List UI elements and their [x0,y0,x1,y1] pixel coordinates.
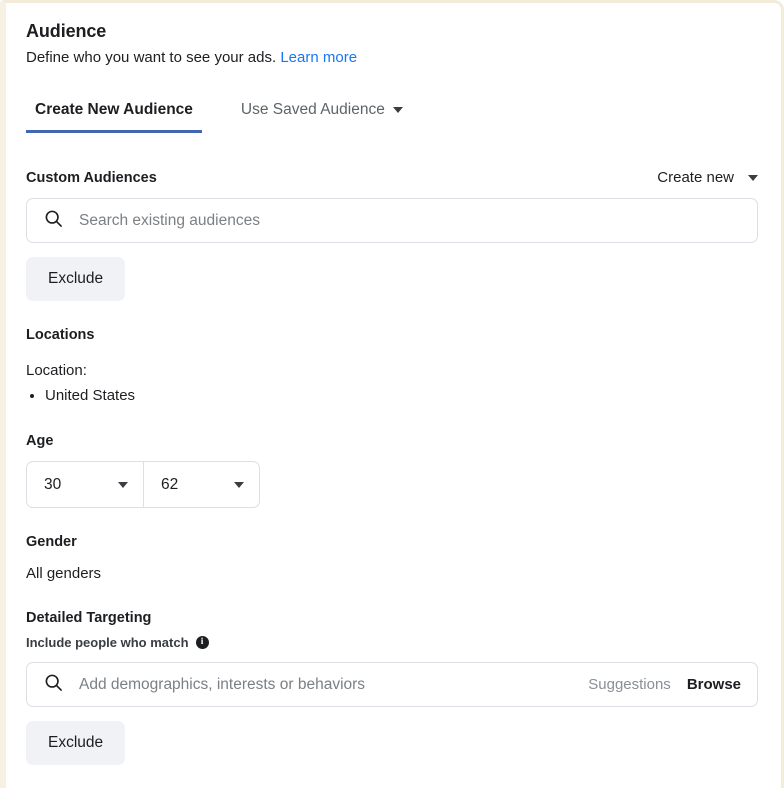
create-new-audience-button[interactable]: Create new [657,169,758,186]
age-range-control: 30 62 [26,461,260,508]
location-label: Location: [26,362,87,379]
custom-audiences-search-input[interactable]: Search existing audiences [26,198,758,243]
tabs-divider [35,142,772,143]
gender-title: Gender [26,534,77,550]
detailed-targeting-exclude-button[interactable]: Exclude [26,721,126,765]
age-title: Age [26,433,54,449]
info-icon[interactable]: i [195,636,209,649]
detailed-targeting-search-placeholder: Add demographics, interests or behaviors [79,675,366,693]
learn-more-link[interactable]: Learn more [280,49,357,66]
custom-audiences-search-placeholder: Search existing audiences [79,211,260,229]
detailed-targeting-title: Detailed Targeting [26,610,152,626]
chevron-down-icon [118,481,128,488]
page-subtitle-text: Define who you want to see your ads. [26,49,277,66]
include-people-who-match-label: Include people who match i [26,635,781,650]
custom-audiences-section: Custom Audiences Create new Search exist… [26,169,781,301]
audience-panel: Audience Define who you want to see your… [0,0,784,788]
gender-value: All genders [26,565,102,582]
age-min-select[interactable]: 30 [27,462,143,507]
locations-list: United States [26,385,781,407]
search-icon [44,673,63,697]
gender-section: Gender All genders [26,534,781,584]
page-title: Audience [26,21,107,41]
locations-title: Locations [26,327,95,343]
tab-create-new-audience[interactable]: Create New Audience [26,101,202,133]
age-section: Age 30 62 [26,433,781,508]
age-max-value: 62 [161,475,179,493]
create-new-audience-label: Create new [657,169,734,186]
tab-use-saved-audience-label: Use Saved Audience [240,101,385,118]
browse-button[interactable]: Browse [687,676,741,693]
detailed-targeting-actions: Suggestions Browse [588,676,741,693]
custom-audiences-exclude-button[interactable]: Exclude [26,257,126,301]
include-people-who-match-text: Include people who match [26,635,189,650]
custom-audiences-header: Custom Audiences Create new [26,169,781,186]
tab-use-saved-audience[interactable]: Use Saved Audience [232,101,412,133]
audience-tabs: Create New Audience Use Saved Audience [26,101,781,143]
detailed-targeting-search-input[interactable]: Add demographics, interests or behaviors… [26,662,758,707]
custom-audiences-title: Custom Audiences [26,169,157,186]
suggestions-button[interactable]: Suggestions [588,676,671,693]
locations-section: Locations Location: United States [26,327,781,407]
chevron-down-icon [234,481,244,488]
chevron-down-icon [392,107,403,113]
age-max-select[interactable]: 62 [143,462,259,507]
list-item: United States [45,385,781,407]
page-subtitle: Define who you want to see your ads. Lea… [26,48,781,68]
tab-create-new-audience-label: Create New Audience [35,101,193,118]
detailed-targeting-section: Detailed Targeting Include people who ma… [26,610,781,765]
age-min-value: 30 [44,475,62,493]
search-icon [44,209,63,233]
chevron-down-icon [748,174,758,181]
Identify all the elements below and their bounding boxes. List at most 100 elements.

——————————

Required work:
Rewrite the entries above, changing each "United States" to "Canada" and keeping every other word the same. Leave out the pictures.

The completed task:
List UI elements and their [x0,y0,x1,y1] pixel coordinates.
create-new-audience-button[interactable]: Create new [657,169,758,186]
age-range-control: 30 62 [26,461,260,508]
location-label: Location: [26,362,87,379]
custom-audiences-search-input[interactable]: Search existing audiences [26,198,758,243]
tabs-divider [35,142,772,143]
gender-title: Gender [26,534,77,550]
detailed-targeting-exclude-button[interactable]: Exclude [26,721,126,765]
age-title: Age [26,433,54,449]
info-icon[interactable]: i [195,636,209,649]
detailed-targeting-search-placeholder: Add demographics, interests or behaviors [79,675,366,693]
learn-more-link[interactable]: Learn more [280,49,357,66]
custom-audiences-search-placeholder: Search existing audiences [79,211,260,229]
detailed-targeting-title: Detailed Targeting [26,610,152,626]
chevron-down-icon [118,481,128,488]
page-subtitle-text: Define who you want to see your ads. [26,49,277,66]
include-people-who-match-label: Include people who match i [26,635,781,650]
custom-audiences-section: Custom Audiences Create new Search exist… [26,169,781,301]
audience-panel: Audience Define who you want to see your… [0,0,784,788]
gender-value: All genders [26,565,102,582]
age-min-select[interactable]: 30 [27,462,143,507]
locations-list: Canada [26,385,781,407]
search-icon [44,673,63,697]
gender-section: Gender All genders [26,534,781,584]
page-title: Audience [26,21,107,41]
locations-title: Locations [26,327,95,343]
tab-create-new-audience[interactable]: Create New Audience [26,101,202,133]
age-section: Age 30 62 [26,433,781,508]
age-max-value: 62 [161,475,179,493]
create-new-audience-label: Create new [657,169,734,186]
tab-use-saved-audience-label: Use Saved Audience [240,101,385,118]
browse-button[interactable]: Browse [687,676,741,693]
detailed-targeting-actions: Suggestions Browse [588,676,741,693]
custom-audiences-exclude-button[interactable]: Exclude [26,257,126,301]
include-people-who-match-text: Include people who match [26,635,189,650]
custom-audiences-header: Custom Audiences Create new [26,169,781,186]
tab-use-saved-audience[interactable]: Use Saved Audience [232,101,412,133]
audience-tabs: Create New Audience Use Saved Audience [26,101,781,143]
detailed-targeting-search-input[interactable]: Add demographics, interests or behaviors… [26,662,758,707]
custom-audiences-title: Custom Audiences [26,169,157,186]
suggestions-button[interactable]: Suggestions [588,676,671,693]
locations-section: Locations Location: Canada [26,327,781,407]
chevron-down-icon [234,481,244,488]
chevron-down-icon [392,107,403,113]
age-max-select[interactable]: 62 [143,462,259,507]
list-item: Canada [45,385,781,407]
page-subtitle: Define who you want to see your ads. Lea… [26,48,781,68]
tab-create-new-audience-label: Create New Audience [35,101,193,118]
detailed-targeting-section: Detailed Targeting Include people who ma… [26,610,781,765]
age-min-value: 30 [44,475,62,493]
search-icon [44,209,63,233]
chevron-down-icon [748,174,758,181]
Identify all the elements below and their bounding boxes. List at most 100 elements.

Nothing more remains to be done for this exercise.